YOUR OBJECTIVE:
Would you return the complete listing below word for word?

GIVEN ENTRIES:
________________________________________

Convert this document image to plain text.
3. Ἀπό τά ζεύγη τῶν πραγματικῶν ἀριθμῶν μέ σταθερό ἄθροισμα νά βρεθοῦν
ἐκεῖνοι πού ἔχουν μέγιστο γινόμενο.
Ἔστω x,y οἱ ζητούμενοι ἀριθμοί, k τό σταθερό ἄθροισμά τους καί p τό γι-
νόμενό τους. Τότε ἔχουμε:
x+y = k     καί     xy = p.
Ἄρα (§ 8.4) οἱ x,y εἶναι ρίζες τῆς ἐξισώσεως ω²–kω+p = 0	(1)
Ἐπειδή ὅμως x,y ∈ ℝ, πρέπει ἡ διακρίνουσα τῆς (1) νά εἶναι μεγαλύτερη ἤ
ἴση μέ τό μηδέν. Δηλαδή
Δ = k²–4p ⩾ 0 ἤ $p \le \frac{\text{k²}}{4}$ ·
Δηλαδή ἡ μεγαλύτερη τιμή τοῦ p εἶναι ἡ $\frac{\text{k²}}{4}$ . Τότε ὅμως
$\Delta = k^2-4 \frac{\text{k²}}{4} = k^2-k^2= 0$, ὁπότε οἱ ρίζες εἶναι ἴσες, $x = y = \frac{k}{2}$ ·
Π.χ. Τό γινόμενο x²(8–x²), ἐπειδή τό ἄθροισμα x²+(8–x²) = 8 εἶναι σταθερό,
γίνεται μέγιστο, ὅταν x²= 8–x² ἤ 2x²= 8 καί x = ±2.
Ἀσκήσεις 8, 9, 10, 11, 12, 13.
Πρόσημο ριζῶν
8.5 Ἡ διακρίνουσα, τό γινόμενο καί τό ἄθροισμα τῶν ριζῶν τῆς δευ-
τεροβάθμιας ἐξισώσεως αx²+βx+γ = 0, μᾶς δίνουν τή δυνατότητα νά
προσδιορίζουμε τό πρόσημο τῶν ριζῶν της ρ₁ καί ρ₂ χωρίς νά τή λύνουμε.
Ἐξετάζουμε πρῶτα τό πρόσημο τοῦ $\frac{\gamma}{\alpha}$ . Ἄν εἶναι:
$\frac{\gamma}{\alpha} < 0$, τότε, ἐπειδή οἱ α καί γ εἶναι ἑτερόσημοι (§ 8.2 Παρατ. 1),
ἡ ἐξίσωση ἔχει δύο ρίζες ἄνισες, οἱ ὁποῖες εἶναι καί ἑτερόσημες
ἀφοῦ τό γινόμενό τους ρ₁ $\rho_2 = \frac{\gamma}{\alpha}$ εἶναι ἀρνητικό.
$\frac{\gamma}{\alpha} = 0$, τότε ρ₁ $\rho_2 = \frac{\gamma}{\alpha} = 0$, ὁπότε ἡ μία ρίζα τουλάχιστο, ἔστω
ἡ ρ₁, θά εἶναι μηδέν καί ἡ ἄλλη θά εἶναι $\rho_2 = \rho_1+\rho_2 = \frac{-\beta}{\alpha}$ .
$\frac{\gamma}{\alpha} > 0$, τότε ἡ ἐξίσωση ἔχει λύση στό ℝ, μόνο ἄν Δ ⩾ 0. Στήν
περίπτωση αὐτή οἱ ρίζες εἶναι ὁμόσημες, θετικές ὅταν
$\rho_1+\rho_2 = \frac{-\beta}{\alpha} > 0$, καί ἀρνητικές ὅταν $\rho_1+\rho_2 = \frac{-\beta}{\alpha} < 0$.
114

________________________________________

RESULT FOR THIS EXERCISE:
Convert this document image to plain text.
3. Ἀπό τά ζεύγη τῶν πραγματικῶν ἀριθμῶν μέ σταθερό ἄθροισμα νά βρεθοῦν
ἐκεῖνοι πού ἔχουν μέγιστο γινόμενο.
Ἔστω x,y οἱ ζητούμενοι ἀριθμοί, k τό σταθερό ἄθροισμά τους καί p τό γι-
νόμενό τους. Τότε ἔχουμε:
x+y = k     καί     xy = p.
Ἄρα (§ 8.4) οἱ x,y εἶναι ρίζες τῆς ἐξισώσεως ω²–kω+p = 0	(1)
Ἐπειδή ὅμως x,y ∈ ℝ, πρέπει ἡ διακρίνουσα τῆς (1) νά εἶναι μεγαλύτερη ἤ
ἴση μέ τό μηδέν. Δηλαδή
Δ = k²–4p ⩾ 0 ἤ $p \le \frac{\text{k²}}{4}$ ·
Δηλαδή ἡ μεγαλύτερη τιμή τοῦ p εἶναι ἡ $\frac{\text{k²}}{4}$ . Τότε ὅμως
$\Delta = k^2-4 \frac{\text{k²}}{4} = k^2-k^2= 0$, ὁπότε οἱ ρίζες εἶναι ἴσες, $x = y = \frac{k}{2}$ ·
Π.χ. Τό γινόμενο x²(8–x²), ἐπειδή τό ἄθροισμα x²+(8–x²) = 8 εἶναι σταθερό,
γίνεται μέγιστο, ὅταν x²= 8–x² ἤ 2x²= 8 καί x = ±2.
Ἀσκήσεις 8, 9, 10, 11, 12, 13.
Πρόσημο ριζῶν
8.5 Ἡ διακρίνουσα, τό γινόμενο καί τό ἄθροισμα τῶν ριζῶν τῆς δευ-
τεροβάθμιας ἐξισώσεως αx²+βx+γ = 0, μᾶς δίνουν τή δυνατότητα νά
προσδιορίζουμε τό πρόσημο τῶν ριζῶν της ρ₁ καί ρ₂ χωρίς νά τή λύνουμε.
Ἐξετάζουμε πρῶτα τό πρόσημο τοῦ $\frac{\gamma}{\alpha}$ . Ἄν εἶναι:
$\frac{\gamma}{\alpha} < 0$, τότε, ἐπειδή οἱ α καί γ εἶναι ἑτερόσημοι (§ 8.2 Παρατ. 1),
ἡ ἐξίσωση ἔχει δύο ρίζες ἄνισες, οἱ ὁποῖες εἶναι καί ἑτερόσημες
ἀφοῦ τό γινόμενό τους ρ₁ $\rho_2 = \frac{\gamma}{\alpha}$ εἶναι ἀρνητικό.
$\frac{\gamma}{\alpha} = 0$, τότε ρ₁ $\rho_2 = \frac{\gamma}{\alpha} = 0$, ὁπότε ἡ μία ρίζα τουλάχιστο, ἔστω
ἡ ρ₁, θά εἶναι μηδέν καί ἡ ἄλλη θά εἶναι $\rho_2 = \rho_1+\rho_2 = \frac{-\beta}{\alpha}$ .
$\frac{\gamma}{\alpha} > 0$, τότε ἡ ἐξίσωση ἔχει λύση στό ℝ, μόνο ἄν Δ ⩾ 0. Στήν
περίπτωση αὐτή οἱ ρίζες εἶναι ὁμόσημες, θετικές ὅταν
$\rho_1+\rho_2 = \frac{-\beta}{\alpha} > 0$, καί ἀρνητικές ὅταν $\rho_1+\rho_2 = \frac{-\beta}{\alpha} < 0$.
114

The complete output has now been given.